▶ [Short exercise] In the material below, find each line holding the string "King" and copy it.

-- Start of Excerpted records --

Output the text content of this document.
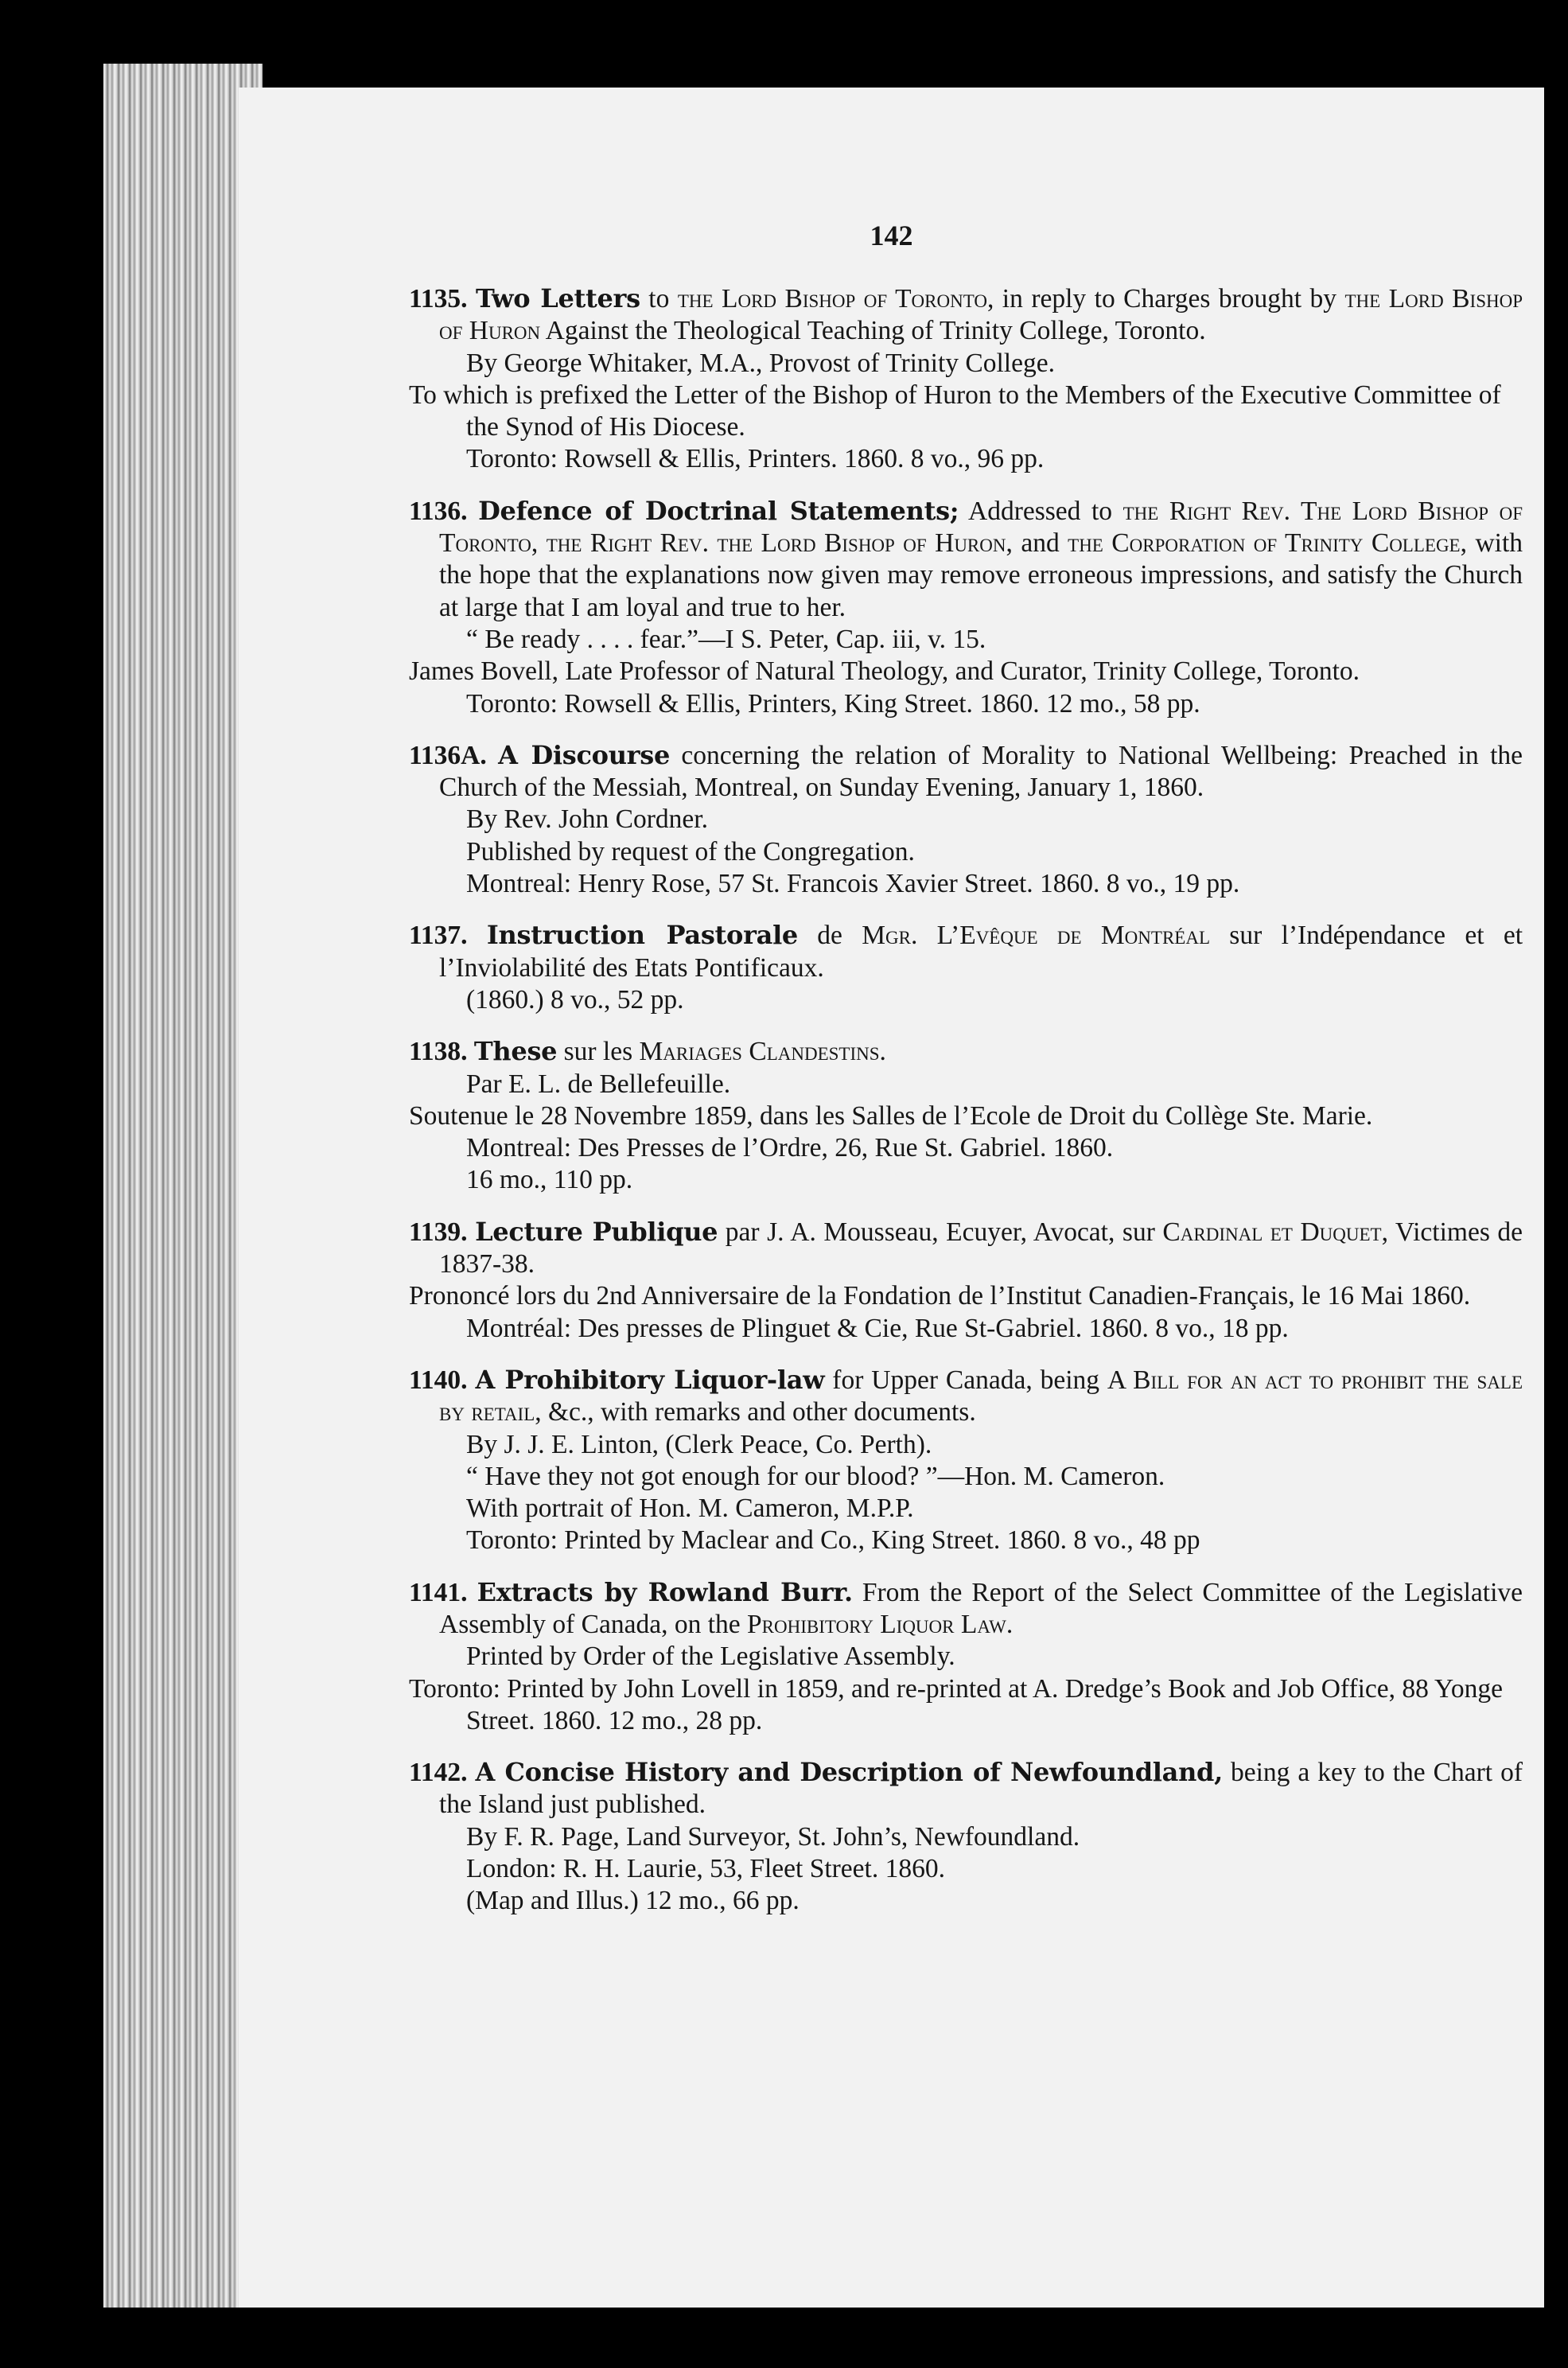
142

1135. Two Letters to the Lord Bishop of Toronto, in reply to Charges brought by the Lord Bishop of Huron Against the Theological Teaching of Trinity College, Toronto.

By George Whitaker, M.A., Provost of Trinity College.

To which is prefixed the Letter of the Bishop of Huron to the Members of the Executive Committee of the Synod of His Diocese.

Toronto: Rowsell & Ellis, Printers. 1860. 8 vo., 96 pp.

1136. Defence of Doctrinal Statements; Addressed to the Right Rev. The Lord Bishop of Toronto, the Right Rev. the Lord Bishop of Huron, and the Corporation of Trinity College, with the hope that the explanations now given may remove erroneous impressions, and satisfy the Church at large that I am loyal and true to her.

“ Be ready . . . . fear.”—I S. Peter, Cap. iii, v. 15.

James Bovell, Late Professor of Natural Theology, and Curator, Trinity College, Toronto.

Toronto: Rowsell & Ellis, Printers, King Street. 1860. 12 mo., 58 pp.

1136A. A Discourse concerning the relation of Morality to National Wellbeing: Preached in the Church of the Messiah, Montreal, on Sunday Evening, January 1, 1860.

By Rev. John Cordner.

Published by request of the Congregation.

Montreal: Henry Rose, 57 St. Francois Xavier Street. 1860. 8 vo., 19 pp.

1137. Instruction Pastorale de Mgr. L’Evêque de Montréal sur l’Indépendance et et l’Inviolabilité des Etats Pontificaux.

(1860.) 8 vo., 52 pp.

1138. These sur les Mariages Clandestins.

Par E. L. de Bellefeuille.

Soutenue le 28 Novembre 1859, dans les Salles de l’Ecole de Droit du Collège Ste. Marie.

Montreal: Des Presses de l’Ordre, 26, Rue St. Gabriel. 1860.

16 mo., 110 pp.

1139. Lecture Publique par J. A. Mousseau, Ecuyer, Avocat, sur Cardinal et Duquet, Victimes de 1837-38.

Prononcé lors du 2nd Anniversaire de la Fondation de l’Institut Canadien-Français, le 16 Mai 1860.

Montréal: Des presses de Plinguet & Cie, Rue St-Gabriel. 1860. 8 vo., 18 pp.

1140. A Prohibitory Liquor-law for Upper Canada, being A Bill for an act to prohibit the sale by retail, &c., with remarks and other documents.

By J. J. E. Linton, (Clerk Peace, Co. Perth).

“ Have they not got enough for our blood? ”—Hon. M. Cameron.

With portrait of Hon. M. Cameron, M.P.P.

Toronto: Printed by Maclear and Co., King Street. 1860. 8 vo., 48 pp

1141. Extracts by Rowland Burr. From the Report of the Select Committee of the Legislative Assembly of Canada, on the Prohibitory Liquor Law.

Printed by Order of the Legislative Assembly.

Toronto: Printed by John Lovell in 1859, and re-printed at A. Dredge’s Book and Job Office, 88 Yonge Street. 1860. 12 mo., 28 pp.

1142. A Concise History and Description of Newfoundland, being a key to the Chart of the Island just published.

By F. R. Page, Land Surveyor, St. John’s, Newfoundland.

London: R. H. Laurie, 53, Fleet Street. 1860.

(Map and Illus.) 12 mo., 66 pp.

-- End of Excerpted records --
-- Start of Excerpted records --

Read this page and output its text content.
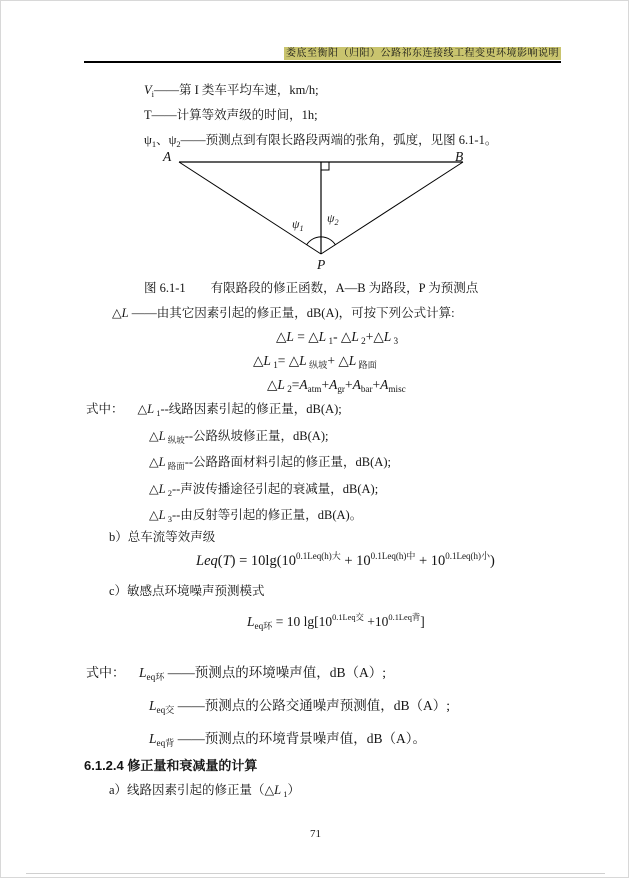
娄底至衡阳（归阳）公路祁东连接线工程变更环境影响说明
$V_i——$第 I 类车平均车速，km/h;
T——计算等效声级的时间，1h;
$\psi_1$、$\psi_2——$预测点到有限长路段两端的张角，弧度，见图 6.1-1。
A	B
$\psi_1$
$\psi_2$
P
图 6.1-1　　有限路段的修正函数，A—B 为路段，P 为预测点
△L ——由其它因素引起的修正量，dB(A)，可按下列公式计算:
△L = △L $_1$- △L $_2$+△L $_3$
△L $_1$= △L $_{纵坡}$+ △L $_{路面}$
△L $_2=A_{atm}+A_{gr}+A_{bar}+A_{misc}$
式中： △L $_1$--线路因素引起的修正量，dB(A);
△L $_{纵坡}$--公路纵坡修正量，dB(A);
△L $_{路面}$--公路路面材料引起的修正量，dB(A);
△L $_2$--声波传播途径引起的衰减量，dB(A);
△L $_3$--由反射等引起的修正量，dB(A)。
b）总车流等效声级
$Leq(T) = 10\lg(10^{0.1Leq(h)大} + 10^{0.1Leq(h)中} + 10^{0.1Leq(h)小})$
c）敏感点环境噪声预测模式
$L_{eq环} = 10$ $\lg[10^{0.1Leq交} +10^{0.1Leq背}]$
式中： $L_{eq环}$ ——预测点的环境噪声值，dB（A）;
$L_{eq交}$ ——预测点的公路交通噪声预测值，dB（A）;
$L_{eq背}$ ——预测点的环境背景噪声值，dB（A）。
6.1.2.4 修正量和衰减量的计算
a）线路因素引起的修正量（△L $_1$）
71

-- End of Excerpted records --
-- Start of Excerpted records --

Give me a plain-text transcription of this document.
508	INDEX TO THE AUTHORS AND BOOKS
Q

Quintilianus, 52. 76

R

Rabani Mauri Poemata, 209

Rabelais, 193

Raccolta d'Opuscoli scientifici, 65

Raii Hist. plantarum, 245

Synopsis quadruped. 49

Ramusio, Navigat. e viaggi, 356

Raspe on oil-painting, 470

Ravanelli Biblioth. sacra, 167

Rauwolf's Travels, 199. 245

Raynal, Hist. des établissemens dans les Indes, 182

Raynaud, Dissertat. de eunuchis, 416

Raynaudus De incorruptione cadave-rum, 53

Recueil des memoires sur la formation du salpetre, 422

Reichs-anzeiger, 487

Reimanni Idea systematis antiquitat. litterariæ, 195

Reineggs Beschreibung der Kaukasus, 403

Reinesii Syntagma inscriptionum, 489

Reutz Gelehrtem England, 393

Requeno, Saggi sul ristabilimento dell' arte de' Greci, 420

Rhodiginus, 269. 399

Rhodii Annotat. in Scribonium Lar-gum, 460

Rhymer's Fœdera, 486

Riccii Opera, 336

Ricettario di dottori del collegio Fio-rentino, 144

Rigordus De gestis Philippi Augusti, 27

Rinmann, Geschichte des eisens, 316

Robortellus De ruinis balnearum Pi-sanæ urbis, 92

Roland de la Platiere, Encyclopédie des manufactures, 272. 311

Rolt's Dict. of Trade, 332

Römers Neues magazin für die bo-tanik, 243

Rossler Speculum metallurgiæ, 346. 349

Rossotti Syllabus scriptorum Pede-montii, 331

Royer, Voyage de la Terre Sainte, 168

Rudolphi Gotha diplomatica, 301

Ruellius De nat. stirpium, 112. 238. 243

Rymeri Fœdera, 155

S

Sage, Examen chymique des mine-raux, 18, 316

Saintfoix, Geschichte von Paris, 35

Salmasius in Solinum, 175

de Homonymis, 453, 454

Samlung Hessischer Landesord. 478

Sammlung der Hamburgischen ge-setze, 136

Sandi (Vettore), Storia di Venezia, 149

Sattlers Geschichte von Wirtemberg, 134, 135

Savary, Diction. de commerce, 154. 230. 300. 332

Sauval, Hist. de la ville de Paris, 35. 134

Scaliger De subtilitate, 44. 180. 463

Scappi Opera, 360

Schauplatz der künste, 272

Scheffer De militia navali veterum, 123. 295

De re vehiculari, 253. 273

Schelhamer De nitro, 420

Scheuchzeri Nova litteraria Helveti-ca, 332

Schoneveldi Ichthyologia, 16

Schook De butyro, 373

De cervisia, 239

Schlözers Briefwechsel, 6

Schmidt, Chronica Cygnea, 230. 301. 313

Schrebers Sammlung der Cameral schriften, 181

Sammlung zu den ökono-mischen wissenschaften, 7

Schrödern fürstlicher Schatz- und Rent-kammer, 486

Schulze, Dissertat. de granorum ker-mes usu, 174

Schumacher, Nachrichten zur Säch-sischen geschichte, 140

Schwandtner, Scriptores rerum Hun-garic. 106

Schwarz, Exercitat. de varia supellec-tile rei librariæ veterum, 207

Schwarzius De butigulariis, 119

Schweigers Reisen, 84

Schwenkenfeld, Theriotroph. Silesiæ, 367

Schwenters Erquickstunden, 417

-- End of Excerpted records --

▶ [Finished task]
Toronto: Rowsell & Ellis, Printers, King Street. 1860. 12 mo., 58 pp.
Toronto: Printed by Maclear and Co., King Street. 1860. 8 vo., 48 pp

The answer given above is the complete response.